-- Begin ITEMS --

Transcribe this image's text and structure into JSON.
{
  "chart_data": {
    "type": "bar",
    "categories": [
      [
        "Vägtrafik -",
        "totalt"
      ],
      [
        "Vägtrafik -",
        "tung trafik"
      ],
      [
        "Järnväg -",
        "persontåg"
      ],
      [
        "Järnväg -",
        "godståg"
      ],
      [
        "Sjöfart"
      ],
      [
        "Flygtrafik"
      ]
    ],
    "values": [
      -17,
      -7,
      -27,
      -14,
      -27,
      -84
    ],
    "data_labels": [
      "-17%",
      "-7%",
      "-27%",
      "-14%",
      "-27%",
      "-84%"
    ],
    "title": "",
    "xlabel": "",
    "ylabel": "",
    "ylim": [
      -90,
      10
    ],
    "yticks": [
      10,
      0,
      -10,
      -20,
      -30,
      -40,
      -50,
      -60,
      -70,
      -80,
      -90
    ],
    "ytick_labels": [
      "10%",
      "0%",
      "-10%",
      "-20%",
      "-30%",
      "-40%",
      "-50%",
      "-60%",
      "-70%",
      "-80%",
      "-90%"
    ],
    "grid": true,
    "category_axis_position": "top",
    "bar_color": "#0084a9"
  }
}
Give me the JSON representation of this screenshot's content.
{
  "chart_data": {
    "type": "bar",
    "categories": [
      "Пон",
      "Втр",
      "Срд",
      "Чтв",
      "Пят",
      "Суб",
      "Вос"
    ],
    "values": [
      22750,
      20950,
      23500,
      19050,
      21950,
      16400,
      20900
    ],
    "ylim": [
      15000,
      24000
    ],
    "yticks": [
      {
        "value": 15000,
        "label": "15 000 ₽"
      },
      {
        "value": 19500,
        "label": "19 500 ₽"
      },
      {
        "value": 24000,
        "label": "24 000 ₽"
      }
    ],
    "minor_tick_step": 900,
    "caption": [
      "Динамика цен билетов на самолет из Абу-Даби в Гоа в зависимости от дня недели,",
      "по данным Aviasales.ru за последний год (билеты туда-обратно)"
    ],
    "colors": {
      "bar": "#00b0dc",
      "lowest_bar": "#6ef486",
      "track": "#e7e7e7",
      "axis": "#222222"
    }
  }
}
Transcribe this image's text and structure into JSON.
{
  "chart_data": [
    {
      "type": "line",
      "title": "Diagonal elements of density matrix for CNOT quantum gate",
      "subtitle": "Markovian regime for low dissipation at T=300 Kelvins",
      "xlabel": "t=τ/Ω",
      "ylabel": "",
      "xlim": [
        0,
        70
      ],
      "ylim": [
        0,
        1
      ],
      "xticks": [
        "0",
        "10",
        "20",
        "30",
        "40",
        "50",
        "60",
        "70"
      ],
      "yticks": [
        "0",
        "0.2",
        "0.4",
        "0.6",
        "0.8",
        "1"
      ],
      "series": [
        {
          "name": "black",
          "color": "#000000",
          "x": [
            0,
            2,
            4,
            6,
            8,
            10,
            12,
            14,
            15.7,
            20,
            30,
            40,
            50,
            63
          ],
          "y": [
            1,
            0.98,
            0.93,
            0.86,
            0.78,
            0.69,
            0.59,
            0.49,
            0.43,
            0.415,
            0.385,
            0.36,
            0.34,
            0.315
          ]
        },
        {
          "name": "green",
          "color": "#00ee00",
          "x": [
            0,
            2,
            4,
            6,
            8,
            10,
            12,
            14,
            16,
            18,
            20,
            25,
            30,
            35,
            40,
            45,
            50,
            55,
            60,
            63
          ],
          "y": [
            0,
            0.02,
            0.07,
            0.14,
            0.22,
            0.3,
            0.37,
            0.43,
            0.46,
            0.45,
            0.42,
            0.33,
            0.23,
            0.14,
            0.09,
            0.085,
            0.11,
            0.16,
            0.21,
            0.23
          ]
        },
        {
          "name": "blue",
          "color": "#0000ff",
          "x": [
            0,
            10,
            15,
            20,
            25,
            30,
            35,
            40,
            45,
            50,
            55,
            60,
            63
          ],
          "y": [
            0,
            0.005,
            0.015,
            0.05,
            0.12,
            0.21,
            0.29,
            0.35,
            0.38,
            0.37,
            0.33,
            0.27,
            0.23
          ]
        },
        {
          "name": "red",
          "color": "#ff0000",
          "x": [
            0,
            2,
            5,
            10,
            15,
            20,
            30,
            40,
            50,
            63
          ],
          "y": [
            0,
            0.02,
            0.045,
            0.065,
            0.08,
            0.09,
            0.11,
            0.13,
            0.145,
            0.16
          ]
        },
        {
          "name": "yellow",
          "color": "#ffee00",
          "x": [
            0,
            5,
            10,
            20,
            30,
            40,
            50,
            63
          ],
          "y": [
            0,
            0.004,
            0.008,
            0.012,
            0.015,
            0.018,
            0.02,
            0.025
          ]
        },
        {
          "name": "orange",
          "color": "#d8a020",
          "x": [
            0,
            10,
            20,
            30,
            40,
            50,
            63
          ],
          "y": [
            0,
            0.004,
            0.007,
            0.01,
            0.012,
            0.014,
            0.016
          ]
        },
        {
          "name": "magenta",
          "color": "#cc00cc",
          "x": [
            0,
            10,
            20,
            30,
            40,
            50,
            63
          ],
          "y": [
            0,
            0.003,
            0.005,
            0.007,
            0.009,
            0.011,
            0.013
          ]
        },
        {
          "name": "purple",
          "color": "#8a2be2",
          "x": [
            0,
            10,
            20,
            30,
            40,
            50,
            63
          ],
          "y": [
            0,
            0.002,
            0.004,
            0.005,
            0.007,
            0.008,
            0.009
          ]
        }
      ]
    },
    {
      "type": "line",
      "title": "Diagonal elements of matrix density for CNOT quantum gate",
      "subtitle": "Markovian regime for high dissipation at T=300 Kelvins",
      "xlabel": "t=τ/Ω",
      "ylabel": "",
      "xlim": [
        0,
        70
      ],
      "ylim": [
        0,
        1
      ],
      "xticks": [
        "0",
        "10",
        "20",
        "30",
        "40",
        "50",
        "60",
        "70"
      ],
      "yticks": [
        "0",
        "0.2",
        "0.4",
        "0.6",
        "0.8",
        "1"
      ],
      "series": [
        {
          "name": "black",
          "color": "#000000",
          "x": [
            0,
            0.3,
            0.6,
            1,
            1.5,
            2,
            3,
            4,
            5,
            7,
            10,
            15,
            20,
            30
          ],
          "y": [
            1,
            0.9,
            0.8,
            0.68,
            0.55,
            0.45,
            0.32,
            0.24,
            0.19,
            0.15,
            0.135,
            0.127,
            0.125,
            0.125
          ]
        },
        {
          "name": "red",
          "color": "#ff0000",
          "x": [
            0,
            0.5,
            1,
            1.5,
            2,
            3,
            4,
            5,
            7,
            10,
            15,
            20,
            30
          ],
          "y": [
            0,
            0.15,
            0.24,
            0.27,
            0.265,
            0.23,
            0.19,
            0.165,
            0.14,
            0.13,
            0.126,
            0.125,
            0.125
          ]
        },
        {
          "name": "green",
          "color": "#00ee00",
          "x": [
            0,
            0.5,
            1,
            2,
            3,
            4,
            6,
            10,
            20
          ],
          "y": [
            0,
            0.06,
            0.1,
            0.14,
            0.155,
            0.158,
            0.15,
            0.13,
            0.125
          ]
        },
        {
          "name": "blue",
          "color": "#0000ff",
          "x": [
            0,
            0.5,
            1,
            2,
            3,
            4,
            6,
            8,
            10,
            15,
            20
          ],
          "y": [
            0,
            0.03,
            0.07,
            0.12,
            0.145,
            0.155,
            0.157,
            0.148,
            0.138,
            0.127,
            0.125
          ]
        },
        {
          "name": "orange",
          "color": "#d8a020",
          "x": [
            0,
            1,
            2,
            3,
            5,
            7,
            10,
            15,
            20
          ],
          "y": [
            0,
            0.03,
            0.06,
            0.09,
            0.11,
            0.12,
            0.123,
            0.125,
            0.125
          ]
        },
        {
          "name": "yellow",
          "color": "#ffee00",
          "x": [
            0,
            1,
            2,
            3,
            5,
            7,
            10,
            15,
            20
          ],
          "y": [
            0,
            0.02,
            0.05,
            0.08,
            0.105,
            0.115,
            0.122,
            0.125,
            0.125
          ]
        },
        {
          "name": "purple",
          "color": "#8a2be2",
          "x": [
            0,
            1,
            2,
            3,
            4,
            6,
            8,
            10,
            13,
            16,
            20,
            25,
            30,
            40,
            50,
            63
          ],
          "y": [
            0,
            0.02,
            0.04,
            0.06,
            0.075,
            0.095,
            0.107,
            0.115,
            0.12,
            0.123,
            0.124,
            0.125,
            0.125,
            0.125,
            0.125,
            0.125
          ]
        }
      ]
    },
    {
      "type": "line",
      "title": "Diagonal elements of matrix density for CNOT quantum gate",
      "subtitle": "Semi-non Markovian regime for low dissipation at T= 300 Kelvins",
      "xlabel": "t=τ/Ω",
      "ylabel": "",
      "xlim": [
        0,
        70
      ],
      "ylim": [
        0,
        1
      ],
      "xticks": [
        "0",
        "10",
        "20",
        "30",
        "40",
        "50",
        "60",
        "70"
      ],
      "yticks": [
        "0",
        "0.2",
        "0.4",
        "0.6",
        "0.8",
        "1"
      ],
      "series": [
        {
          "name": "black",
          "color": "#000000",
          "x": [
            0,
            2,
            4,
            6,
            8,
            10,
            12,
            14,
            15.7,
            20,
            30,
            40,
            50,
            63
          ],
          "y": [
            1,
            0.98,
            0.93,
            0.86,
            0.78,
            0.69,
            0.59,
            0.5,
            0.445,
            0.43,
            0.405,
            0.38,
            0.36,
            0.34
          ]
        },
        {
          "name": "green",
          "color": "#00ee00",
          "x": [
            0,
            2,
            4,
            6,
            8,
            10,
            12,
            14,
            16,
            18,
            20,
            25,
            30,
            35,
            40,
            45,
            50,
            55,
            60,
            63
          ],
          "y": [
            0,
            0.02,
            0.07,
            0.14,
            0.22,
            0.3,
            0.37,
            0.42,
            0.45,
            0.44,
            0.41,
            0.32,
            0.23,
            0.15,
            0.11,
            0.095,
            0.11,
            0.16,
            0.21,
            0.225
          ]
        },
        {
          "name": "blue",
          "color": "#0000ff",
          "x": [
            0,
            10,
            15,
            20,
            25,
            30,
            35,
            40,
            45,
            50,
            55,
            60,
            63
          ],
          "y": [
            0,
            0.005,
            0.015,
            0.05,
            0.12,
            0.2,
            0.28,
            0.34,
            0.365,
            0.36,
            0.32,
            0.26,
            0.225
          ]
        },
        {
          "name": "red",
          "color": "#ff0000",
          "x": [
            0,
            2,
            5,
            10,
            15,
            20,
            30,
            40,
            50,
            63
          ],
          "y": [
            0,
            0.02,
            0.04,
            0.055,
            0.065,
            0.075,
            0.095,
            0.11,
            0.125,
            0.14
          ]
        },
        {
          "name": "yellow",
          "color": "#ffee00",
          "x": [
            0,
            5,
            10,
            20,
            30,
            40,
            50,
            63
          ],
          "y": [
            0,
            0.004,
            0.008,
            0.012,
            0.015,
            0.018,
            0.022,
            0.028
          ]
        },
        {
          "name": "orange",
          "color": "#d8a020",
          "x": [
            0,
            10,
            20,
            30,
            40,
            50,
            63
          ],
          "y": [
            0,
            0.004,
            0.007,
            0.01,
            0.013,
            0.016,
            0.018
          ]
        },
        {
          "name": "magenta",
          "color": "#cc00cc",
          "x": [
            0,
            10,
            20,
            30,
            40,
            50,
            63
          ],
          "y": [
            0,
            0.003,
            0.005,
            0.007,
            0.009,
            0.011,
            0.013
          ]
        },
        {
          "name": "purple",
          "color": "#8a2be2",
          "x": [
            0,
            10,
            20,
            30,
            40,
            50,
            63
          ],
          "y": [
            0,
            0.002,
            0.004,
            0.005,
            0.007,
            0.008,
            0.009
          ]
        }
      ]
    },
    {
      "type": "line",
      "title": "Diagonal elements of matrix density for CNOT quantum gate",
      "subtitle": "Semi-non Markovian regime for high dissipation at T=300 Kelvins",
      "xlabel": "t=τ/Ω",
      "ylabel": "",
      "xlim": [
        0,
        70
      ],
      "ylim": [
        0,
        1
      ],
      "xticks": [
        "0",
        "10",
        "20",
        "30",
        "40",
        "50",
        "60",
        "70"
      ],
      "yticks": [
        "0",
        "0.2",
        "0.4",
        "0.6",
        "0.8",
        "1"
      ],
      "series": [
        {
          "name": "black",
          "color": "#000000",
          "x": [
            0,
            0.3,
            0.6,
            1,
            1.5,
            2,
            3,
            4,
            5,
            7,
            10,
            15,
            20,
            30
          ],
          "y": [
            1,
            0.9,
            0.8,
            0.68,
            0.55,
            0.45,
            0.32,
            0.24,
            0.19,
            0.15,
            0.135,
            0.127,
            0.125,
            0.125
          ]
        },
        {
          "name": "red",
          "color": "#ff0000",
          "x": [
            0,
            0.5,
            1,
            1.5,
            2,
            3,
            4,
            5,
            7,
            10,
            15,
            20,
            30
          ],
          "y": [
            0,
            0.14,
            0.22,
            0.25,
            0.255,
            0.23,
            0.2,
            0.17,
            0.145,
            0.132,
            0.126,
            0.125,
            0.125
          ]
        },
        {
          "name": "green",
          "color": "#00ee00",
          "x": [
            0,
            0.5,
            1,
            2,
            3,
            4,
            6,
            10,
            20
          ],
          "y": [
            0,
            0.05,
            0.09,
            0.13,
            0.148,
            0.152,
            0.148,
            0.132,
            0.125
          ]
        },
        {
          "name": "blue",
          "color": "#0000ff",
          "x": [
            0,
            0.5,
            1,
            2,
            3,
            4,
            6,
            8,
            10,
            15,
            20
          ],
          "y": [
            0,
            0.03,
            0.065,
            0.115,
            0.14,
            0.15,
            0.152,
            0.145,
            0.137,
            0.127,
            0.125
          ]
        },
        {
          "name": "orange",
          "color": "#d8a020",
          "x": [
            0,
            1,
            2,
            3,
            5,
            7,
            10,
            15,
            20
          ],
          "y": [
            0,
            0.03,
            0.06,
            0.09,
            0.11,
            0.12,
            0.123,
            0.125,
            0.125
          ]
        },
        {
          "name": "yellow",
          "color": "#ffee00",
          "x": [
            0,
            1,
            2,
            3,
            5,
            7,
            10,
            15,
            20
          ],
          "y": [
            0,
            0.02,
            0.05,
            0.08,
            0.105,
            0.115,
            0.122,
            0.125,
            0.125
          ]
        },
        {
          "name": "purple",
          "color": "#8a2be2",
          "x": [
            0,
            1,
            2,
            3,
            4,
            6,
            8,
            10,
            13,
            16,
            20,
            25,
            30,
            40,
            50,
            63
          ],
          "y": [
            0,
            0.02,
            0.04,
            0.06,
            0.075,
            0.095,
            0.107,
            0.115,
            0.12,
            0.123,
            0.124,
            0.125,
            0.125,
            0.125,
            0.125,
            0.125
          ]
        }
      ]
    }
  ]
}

-- End ITEMS --

EXERCISE OBJECTIVE
Your answer should be one number: how many lines of the listing include the word "Kelvins".

OUTPUT BELOW
4